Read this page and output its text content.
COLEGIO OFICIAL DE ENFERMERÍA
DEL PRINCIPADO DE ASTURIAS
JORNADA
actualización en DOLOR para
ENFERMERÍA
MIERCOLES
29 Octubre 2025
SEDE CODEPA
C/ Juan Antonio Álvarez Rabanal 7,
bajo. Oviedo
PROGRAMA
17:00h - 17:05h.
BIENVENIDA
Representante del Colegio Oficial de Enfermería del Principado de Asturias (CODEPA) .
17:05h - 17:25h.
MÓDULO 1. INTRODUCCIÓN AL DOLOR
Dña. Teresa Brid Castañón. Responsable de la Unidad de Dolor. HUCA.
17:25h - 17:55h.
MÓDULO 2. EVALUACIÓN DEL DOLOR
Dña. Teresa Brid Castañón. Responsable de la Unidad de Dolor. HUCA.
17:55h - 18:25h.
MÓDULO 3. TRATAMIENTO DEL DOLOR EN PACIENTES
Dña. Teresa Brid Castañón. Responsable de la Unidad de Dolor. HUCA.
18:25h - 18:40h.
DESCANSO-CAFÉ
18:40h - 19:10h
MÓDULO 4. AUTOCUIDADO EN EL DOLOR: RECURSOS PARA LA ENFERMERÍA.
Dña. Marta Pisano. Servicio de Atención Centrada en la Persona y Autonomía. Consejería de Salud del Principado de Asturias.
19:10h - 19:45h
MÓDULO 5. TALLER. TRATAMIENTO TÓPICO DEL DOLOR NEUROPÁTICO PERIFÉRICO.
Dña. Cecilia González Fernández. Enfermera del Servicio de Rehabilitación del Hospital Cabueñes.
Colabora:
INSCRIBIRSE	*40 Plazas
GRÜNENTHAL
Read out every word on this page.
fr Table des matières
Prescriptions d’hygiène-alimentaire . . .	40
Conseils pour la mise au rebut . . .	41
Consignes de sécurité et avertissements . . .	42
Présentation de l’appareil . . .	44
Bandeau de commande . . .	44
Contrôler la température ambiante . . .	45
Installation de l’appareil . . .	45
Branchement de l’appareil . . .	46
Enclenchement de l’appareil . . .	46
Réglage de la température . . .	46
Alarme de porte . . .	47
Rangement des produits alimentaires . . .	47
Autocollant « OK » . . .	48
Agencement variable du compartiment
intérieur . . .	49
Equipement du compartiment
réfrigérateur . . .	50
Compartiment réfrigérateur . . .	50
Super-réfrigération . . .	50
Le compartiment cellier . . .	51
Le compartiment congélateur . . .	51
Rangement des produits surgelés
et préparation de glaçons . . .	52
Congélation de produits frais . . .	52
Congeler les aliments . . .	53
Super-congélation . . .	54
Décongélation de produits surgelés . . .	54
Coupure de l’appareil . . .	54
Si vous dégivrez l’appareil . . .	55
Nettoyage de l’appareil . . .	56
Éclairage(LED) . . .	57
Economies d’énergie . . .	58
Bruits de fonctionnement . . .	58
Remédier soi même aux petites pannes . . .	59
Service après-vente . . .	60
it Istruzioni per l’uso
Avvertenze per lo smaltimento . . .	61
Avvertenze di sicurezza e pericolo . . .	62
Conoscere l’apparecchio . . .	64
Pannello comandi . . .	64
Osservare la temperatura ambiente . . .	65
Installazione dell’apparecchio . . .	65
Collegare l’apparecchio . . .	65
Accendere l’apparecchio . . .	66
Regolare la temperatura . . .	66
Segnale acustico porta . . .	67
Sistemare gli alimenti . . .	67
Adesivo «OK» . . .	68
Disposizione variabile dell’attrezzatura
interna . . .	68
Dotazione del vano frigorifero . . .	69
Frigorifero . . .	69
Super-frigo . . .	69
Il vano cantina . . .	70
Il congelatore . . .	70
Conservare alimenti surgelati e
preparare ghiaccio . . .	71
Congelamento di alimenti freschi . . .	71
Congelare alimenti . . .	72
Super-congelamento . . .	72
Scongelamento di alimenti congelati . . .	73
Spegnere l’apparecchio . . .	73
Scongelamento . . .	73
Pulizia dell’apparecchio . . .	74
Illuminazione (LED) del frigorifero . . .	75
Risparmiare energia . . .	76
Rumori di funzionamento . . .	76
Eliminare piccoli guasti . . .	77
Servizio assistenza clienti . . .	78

* **Set task**
Your task is to output all of the data above word for word.

* **Exercise response**
Read this page and output its text content.
COLEGIO OFICIAL DE ENFERMERÍA
DEL PRINCIPADO DE ASTURIAS
JORNADA
actualización en DOLOR para
ENFERMERÍA
MIERCOLES
29 Octubre 2025
SEDE CODEPA
C/ Juan Antonio Álvarez Rabanal 7,
bajo. Oviedo
PROGRAMA
17:00h - 17:05h.
BIENVENIDA
Representante del Colegio Oficial de Enfermería del Principado de Asturias (CODEPA) .
17:05h - 17:25h.
MÓDULO 1. INTRODUCCIÓN AL DOLOR
Dña. Teresa Brid Castañón. Responsable de la Unidad de Dolor. HUCA.
17:25h - 17:55h.
MÓDULO 2. EVALUACIÓN DEL DOLOR
Dña. Teresa Brid Castañón. Responsable de la Unidad de Dolor. HUCA.
17:55h - 18:25h.
MÓDULO 3. TRATAMIENTO DEL DOLOR EN PACIENTES
Dña. Teresa Brid Castañón. Responsable de la Unidad de Dolor. HUCA.
18:25h - 18:40h.
DESCANSO-CAFÉ
18:40h - 19:10h
MÓDULO 4. AUTOCUIDADO EN EL DOLOR: RECURSOS PARA LA ENFERMERÍA.
Dña. Marta Pisano. Servicio de Atención Centrada en la Persona y Autonomía. Consejería de Salud del Principado de Asturias.
19:10h - 19:45h
MÓDULO 5. TALLER. TRATAMIENTO TÓPICO DEL DOLOR NEUROPÁTICO PERIFÉRICO.
Dña. Cecilia González Fernández. Enfermera del Servicio de Rehabilitación del Hospital Cabueñes.
Colabora:
INSCRIBIRSE	*40 Plazas
GRÜNENTHAL
Read out every word on this page.
fr Table des matières
Prescriptions d’hygiène-alimentaire . . .	40
Conseils pour la mise au rebut . . .	41
Consignes de sécurité et avertissements . . .	42
Présentation de l’appareil . . .	44
Bandeau de commande . . .	44
Contrôler la température ambiante . . .	45
Installation de l’appareil . . .	45
Branchement de l’appareil . . .	46
Enclenchement de l’appareil . . .	46
Réglage de la température . . .	46
Alarme de porte . . .	47
Rangement des produits alimentaires . . .	47
Autocollant « OK » . . .	48
Agencement variable du compartiment
intérieur . . .	49
Equipement du compartiment
réfrigérateur . . .	50
Compartiment réfrigérateur . . .	50
Super-réfrigération . . .	50
Le compartiment cellier . . .	51
Le compartiment congélateur . . .	51
Rangement des produits surgelés
et préparation de glaçons . . .	52
Congélation de produits frais . . .	52
Congeler les aliments . . .	53
Super-congélation . . .	54
Décongélation de produits surgelés . . .	54
Coupure de l’appareil . . .	54
Si vous dégivrez l’appareil . . .	55
Nettoyage de l’appareil . . .	56
Éclairage(LED) . . .	57
Economies d’énergie . . .	58
Bruits de fonctionnement . . .	58
Remédier soi même aux petites pannes . . .	59
Service après-vente . . .	60
it Istruzioni per l’uso
Avvertenze per lo smaltimento . . .	61
Avvertenze di sicurezza e pericolo . . .	62
Conoscere l’apparecchio . . .	64
Pannello comandi . . .	64
Osservare la temperatura ambiente . . .	65
Installazione dell’apparecchio . . .	65
Collegare l’apparecchio . . .	65
Accendere l’apparecchio . . .	66
Regolare la temperatura . . .	66
Segnale acustico porta . . .	67
Sistemare gli alimenti . . .	67
Adesivo «OK» . . .	68
Disposizione variabile dell’attrezzatura
interna . . .	68
Dotazione del vano frigorifero . . .	69
Frigorifero . . .	69
Super-frigo . . .	69
Il vano cantina . . .	70
Il congelatore . . .	70
Conservare alimenti surgelati e
preparare ghiaccio . . .	71
Congelamento di alimenti freschi . . .	71
Congelare alimenti . . .	72
Super-congelamento . . .	72
Scongelamento di alimenti congelati . . .	73
Spegnere l’apparecchio . . .	73
Scongelamento . . .	73
Pulizia dell’apparecchio . . .	74
Illuminazione (LED) del frigorifero . . .	75
Risparmiare energia . . .	76
Rumori di funzionamento . . .	76
Eliminare piccoli guasti . . .	77
Servizio assistenza clienti . . .	78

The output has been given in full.